Give the number of lines in this listing that contain "humidity", with no other words.
------------------------------------------------
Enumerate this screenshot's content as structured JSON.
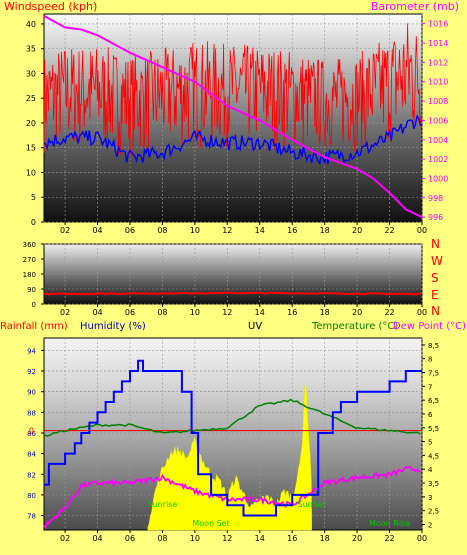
{
  "header": {
    "windspeed_label": "Windspeed (kph)",
    "barometer_label": "Barometer (mb)"
  },
  "panel_labels": {
    "rainfall": "Rainfall (mm)",
    "humidity": "Humidity (%)",
    "uv": "UV",
    "temperature": "Temperature (°C)",
    "dewpoint": "Dew Point (°C)"
  },
  "compass_labels": [
    "N",
    "W",
    "S",
    "E",
    "N"
  ],
  "colors": {
    "background": "#ffff80",
    "wind_gust": "#ff0000",
    "wind_avg": "#0000ff",
    "barometer": "#ff00ff",
    "wind_direction": "#ff0000",
    "humidity": "#0000ff",
    "temperature": "#008000",
    "dewpoint": "#ff00ff",
    "uv": "#ffff00",
    "rainfall": "#ff0000",
    "sun_moon_text": "#00cc00"
  },
  "chart_data": [
    {
      "type": "line",
      "x_tick_labels": [
        "02",
        "04",
        "06",
        "08",
        "10",
        "12",
        "14",
        "16",
        "18",
        "20",
        "22",
        "00"
      ],
      "y_left_ticks": [
        "0",
        "5",
        "10",
        "15",
        "20",
        "25",
        "30",
        "35",
        "40"
      ],
      "y_right_ticks": [
        "996",
        "998",
        "1000",
        "1002",
        "1004",
        "1006",
        "1008",
        "1010",
        "1012",
        "1014",
        "1016"
      ],
      "ylim_left": [
        0,
        42
      ],
      "ylim_right": [
        995.5,
        1017
      ],
      "x_range_hours": [
        0.7,
        24
      ],
      "series": [
        {
          "axis": "left",
          "style": "dense-noisy",
          "x": [
            0.7,
            2,
            4,
            6,
            8,
            10,
            12,
            14,
            16,
            18,
            20,
            22,
            23.3,
            24
          ],
          "low": [
            14,
            14,
            14,
            13,
            14,
            14,
            15,
            15,
            14,
            14,
            14,
            15,
            15,
            16
          ],
          "high": [
            34,
            36,
            36,
            34,
            35,
            37,
            36,
            36,
            35,
            33,
            34,
            38,
            42,
            38
          ]
        },
        {
          "axis": "left",
          "style": "noisy",
          "x": [
            0.7,
            2,
            4,
            6,
            8,
            10,
            12,
            14,
            16,
            18,
            20,
            22,
            23.3,
            24
          ],
          "values": [
            16,
            17,
            17,
            13,
            14,
            17,
            16,
            16,
            14,
            13,
            14,
            17,
            20,
            21
          ]
        },
        {
          "axis": "right",
          "x": [
            0.7,
            2,
            3,
            4,
            6,
            8,
            10,
            12,
            14,
            16,
            18,
            20,
            21,
            22,
            23,
            24
          ],
          "values": [
            1016.8,
            1015.6,
            1015.4,
            1014.8,
            1013,
            1011.5,
            1010,
            1007.5,
            1006,
            1004,
            1002.2,
            1001,
            1000,
            998.5,
            996.8,
            996
          ]
        }
      ]
    },
    {
      "type": "line",
      "x_tick_labels": [
        "02",
        "04",
        "06",
        "08",
        "10",
        "12",
        "14",
        "16",
        "18",
        "20",
        "22",
        "00"
      ],
      "y_ticks": [
        "0",
        "90",
        "180",
        "270",
        "360"
      ],
      "ylim": [
        0,
        360
      ],
      "series": [
        {
          "style": "noisy",
          "x": [
            0.7,
            4,
            8,
            12,
            16,
            20,
            24
          ],
          "values": [
            60,
            62,
            64,
            66,
            65,
            62,
            60
          ]
        }
      ]
    },
    {
      "type": "line",
      "x_tick_labels": [
        "02",
        "04",
        "06",
        "08",
        "10",
        "12",
        "14",
        "16",
        "18",
        "20",
        "22",
        "00"
      ],
      "y_left_ticks": [
        "78",
        "80",
        "82",
        "84",
        "86",
        "88",
        "90",
        "92",
        "94"
      ],
      "y_right_ticks": [
        "2",
        "2,5",
        "3",
        "3,5",
        "4",
        "4,5",
        "5",
        "5,5",
        "6",
        "6,5",
        "7",
        "7,5",
        "8",
        "8,5"
      ],
      "rain_tick_label": "0",
      "ylim_left": [
        76.6,
        95.2
      ],
      "ylim_right": [
        1.8,
        8.75
      ],
      "rainfall_value": 0,
      "annotations": [
        {
          "text": "Sunrise",
          "x": 8.0
        },
        {
          "text": "Moon Set",
          "x": 11.0
        },
        {
          "text": "SunSet",
          "x": 17.2
        },
        {
          "text": "Moon Rise",
          "x": 22.0
        }
      ],
      "series": [
        {
          "axis": "left",
          "style": "step",
          "x": [
            0.7,
            1.0,
            2.0,
            2.6,
            3.0,
            3.5,
            4.0,
            4.5,
            5.0,
            5.5,
            6.0,
            6.5,
            6.8,
            8.5,
            9.2,
            9.8,
            10.2,
            11.0,
            12.0,
            13.0,
            14.0,
            15.0,
            16.0,
            17.0,
            17.6,
            18.5,
            19.0,
            20.0,
            21.0,
            22.0,
            23.0,
            24.0
          ],
          "values": [
            81,
            83,
            84,
            85,
            86,
            87,
            88,
            89,
            90,
            91,
            92,
            93,
            92,
            92,
            90,
            86,
            82,
            80,
            79,
            78,
            78,
            79,
            80,
            80,
            86,
            88,
            89,
            90,
            90,
            91,
            92,
            92
          ]
        },
        {
          "axis": "right",
          "x": [
            0.7,
            2,
            4,
            6,
            8,
            10,
            12,
            14,
            16,
            18,
            20,
            22,
            24
          ],
          "values": [
            5.2,
            5.4,
            5.6,
            5.6,
            5.3,
            5.4,
            5.5,
            6.3,
            6.5,
            6.0,
            5.5,
            5.4,
            5.3
          ]
        },
        {
          "axis": "right",
          "style": "noisy",
          "x": [
            0.7,
            2,
            3,
            4,
            6,
            8,
            10,
            12,
            14,
            16,
            18,
            20,
            22,
            23,
            24
          ],
          "values": [
            1.9,
            2.6,
            3.4,
            3.5,
            3.5,
            3.7,
            3.2,
            2.9,
            2.9,
            2.7,
            3.5,
            3.7,
            3.8,
            4.0,
            4.0
          ]
        },
        {
          "axis": "right",
          "style": "area",
          "x": [
            7.1,
            7.6,
            8.0,
            8.5,
            9.0,
            9.5,
            10.0,
            10.5,
            11.0,
            11.5,
            12.0,
            12.5,
            13.0,
            13.5,
            14.0,
            14.5,
            15.0,
            15.5,
            16.0,
            16.4,
            16.6,
            16.8,
            17.0,
            17.2
          ],
          "values": [
            2.0,
            3.3,
            4.0,
            4.6,
            4.7,
            4.4,
            5.0,
            4.3,
            3.8,
            3.6,
            3.0,
            3.7,
            3.1,
            2.6,
            2.9,
            3.0,
            2.7,
            3.2,
            3.0,
            3.9,
            4.8,
            7.4,
            5.5,
            3.4
          ]
        }
      ]
    }
  ]
}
------------------------------------------------
**REPLY TO THE TASK**.
2